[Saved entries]
────

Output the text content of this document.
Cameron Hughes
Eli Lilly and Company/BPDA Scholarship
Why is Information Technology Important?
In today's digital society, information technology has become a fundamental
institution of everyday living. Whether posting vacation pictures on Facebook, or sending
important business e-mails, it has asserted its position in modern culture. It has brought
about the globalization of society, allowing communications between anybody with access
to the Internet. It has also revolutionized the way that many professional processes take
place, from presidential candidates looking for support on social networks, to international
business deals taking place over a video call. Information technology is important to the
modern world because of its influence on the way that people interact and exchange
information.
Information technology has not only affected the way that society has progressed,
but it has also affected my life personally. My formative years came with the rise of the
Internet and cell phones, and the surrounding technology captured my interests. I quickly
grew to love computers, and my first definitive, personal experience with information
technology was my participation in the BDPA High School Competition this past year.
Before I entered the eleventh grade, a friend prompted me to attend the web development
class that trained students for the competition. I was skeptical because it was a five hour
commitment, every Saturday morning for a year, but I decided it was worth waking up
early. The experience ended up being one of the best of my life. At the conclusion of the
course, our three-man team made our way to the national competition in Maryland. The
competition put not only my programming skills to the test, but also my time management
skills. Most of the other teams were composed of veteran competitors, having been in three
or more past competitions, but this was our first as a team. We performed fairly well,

────

■ WORK TO COMPLETE ■
Give back the whole listing exactly as it reads.

■ FINAL RESULT ■
Output the text content of this document.
Cameron Hughes
Eli Lilly and Company/BPDA Scholarship
Why is Information Technology Important?
In today's digital society, information technology has become a fundamental
institution of everyday living. Whether posting vacation pictures on Facebook, or sending
important business e-mails, it has asserted its position in modern culture. It has brought
about the globalization of society, allowing communications between anybody with access
to the Internet. It has also revolutionized the way that many professional processes take
place, from presidential candidates looking for support on social networks, to international
business deals taking place over a video call. Information technology is important to the
modern world because of its influence on the way that people interact and exchange
information.
Information technology has not only affected the way that society has progressed,
but it has also affected my life personally. My formative years came with the rise of the
Internet and cell phones, and the surrounding technology captured my interests. I quickly
grew to love computers, and my first definitive, personal experience with information
technology was my participation in the BDPA High School Competition this past year.
Before I entered the eleventh grade, a friend prompted me to attend the web development
class that trained students for the competition. I was skeptical because it was a five hour
commitment, every Saturday morning for a year, but I decided it was worth waking up
early. The experience ended up being one of the best of my life. At the conclusion of the
course, our three-man team made our way to the national competition in Maryland. The
competition put not only my programming skills to the test, but also my time management
skills. Most of the other teams were composed of veteran competitors, having been in three
or more past competitions, but this was our first as a team. We performed fairly well,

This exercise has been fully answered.